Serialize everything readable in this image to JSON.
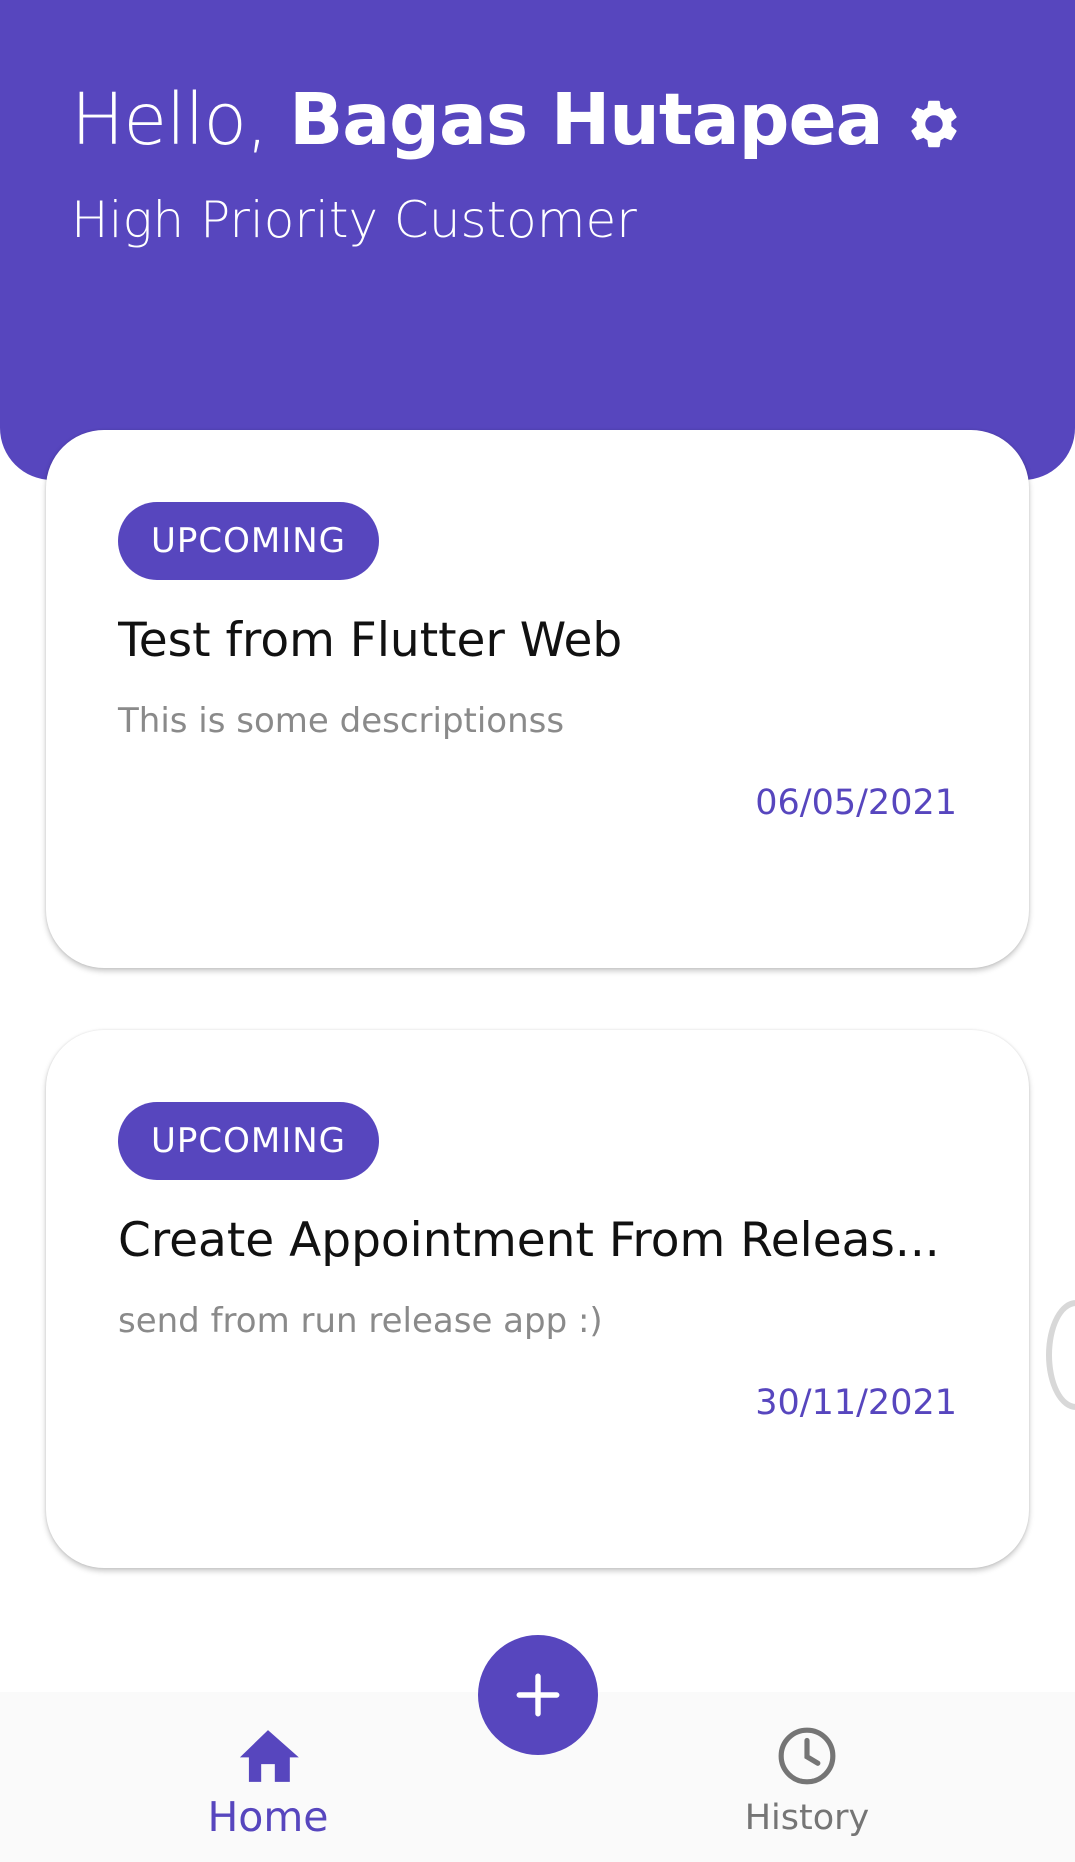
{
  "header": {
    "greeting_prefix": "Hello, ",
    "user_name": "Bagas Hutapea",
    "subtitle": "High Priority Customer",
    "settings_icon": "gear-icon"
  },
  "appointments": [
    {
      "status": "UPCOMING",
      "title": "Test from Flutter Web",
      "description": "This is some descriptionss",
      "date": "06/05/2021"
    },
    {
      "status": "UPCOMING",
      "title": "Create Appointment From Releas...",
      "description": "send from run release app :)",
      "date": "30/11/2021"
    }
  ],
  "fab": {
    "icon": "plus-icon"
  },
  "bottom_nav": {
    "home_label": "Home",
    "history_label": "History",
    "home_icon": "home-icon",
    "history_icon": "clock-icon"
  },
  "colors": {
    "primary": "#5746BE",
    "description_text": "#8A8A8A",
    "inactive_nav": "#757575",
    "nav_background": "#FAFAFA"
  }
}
○ ○ ○ ○
▸ Problem to work on
Leave out all pictures, then copy the remaining material exactly.

▸ The solution
Serialize everything readable in this image to JSON.
{
  "header": {
    "greeting_prefix": "Hello, ",
    "user_name": "Bagas Hutapea",
    "subtitle": "High Priority Customer",
    "settings_icon": "gear-icon"
  },
  "appointments": [
    {
      "status": "UPCOMING",
      "title": "Test from Flutter Web",
      "description": "This is some descriptionss",
      "date": "06/05/2021"
    },
    {
      "status": "UPCOMING",
      "title": "Create Appointment From Releas...",
      "description": "send from run release app :)",
      "date": "30/11/2021"
    }
  ],
  "fab": {
    "icon": "plus-icon"
  },
  "bottom_nav": {
    "home_label": "Home",
    "history_label": "History",
    "home_icon": "home-icon",
    "history_icon": "clock-icon"
  },
  "colors": {
    "primary": "#5746BE",
    "description_text": "#8A8A8A",
    "inactive_nav": "#757575",
    "nav_background": "#FAFAFA"
  }
}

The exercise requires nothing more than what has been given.